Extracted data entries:
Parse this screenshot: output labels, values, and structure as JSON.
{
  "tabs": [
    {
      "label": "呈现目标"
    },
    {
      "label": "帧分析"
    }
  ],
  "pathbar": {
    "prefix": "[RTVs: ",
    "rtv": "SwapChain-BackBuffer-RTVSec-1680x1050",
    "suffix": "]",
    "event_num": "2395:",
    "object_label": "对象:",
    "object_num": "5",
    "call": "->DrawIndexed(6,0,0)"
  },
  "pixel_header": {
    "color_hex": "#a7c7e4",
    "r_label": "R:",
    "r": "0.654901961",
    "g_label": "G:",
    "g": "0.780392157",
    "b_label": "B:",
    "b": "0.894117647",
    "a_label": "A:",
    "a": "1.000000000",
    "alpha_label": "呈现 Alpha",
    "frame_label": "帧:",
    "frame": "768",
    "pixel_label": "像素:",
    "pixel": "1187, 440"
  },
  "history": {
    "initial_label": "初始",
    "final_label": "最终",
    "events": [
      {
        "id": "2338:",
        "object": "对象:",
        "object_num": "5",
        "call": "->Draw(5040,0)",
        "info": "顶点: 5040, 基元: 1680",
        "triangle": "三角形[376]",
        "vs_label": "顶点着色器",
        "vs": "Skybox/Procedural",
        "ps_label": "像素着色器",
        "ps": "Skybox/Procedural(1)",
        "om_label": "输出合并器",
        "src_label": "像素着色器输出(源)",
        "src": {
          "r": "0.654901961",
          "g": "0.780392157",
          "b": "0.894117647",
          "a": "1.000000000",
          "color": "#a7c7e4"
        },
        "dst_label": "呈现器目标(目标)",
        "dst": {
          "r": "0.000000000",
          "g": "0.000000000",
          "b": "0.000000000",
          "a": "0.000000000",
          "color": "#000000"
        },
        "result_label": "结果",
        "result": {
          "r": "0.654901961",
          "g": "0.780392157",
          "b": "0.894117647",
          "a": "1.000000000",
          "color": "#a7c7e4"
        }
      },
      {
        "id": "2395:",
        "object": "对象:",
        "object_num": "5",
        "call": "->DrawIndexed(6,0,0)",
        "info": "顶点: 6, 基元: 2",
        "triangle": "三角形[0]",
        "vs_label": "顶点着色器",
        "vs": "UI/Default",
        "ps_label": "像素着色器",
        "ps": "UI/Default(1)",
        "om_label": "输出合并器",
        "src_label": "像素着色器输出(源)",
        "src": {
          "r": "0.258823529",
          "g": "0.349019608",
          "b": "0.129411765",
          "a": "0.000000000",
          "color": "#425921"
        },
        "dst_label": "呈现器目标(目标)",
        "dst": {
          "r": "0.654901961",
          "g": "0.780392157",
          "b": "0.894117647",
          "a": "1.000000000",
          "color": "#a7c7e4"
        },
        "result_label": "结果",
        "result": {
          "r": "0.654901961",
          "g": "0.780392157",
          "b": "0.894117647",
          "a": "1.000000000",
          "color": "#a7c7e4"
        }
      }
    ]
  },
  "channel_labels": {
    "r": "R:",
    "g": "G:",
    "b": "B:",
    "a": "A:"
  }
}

#### TASK DESCRIPTION:
Within the listing above, find every line containing the string "Procedural" and return it.

#### EXERCISE ANSWER:
        "vs": "Skybox/Procedural",
        "ps": "Skybox/Procedural(1)",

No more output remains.